* Begin Task input *

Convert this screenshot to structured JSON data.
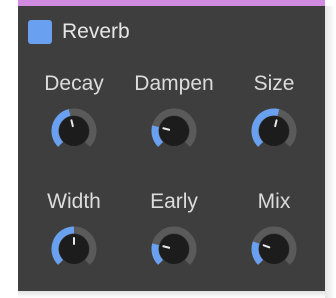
{
  "plugin": {
    "title": "Reverb",
    "enabled": true,
    "colors": {
      "header_bar": "#d18be0",
      "panel": "#3e3e3e",
      "accent": "#6aa0f0",
      "knob_body": "#1c1c1c",
      "knob_track": "#5a5a5a",
      "label": "#dcdcdc"
    }
  },
  "knobs": [
    {
      "label": "Decay",
      "value": 0.45
    },
    {
      "label": "Dampen",
      "value": 0.22
    },
    {
      "label": "Size",
      "value": 0.55
    },
    {
      "label": "Width",
      "value": 0.5
    },
    {
      "label": "Early",
      "value": 0.22
    },
    {
      "label": "Mix",
      "value": 0.24
    }
  ]
}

* End Task input *

* _The request_
A faithful copy of the records above is needed, with the pictures left out.

* _Solution to this problem_
Convert this screenshot to structured JSON data.
{
  "plugin": {
    "title": "Reverb",
    "enabled": true,
    "colors": {
      "header_bar": "#d18be0",
      "panel": "#3e3e3e",
      "accent": "#6aa0f0",
      "knob_body": "#1c1c1c",
      "knob_track": "#5a5a5a",
      "label": "#dcdcdc"
    }
  },
  "knobs": [
    {
      "label": "Decay",
      "value": 0.45
    },
    {
      "label": "Dampen",
      "value": 0.22
    },
    {
      "label": "Size",
      "value": 0.55
    },
    {
      "label": "Width",
      "value": 0.5
    },
    {
      "label": "Early",
      "value": 0.22
    },
    {
      "label": "Mix",
      "value": 0.24
    }
  ]
}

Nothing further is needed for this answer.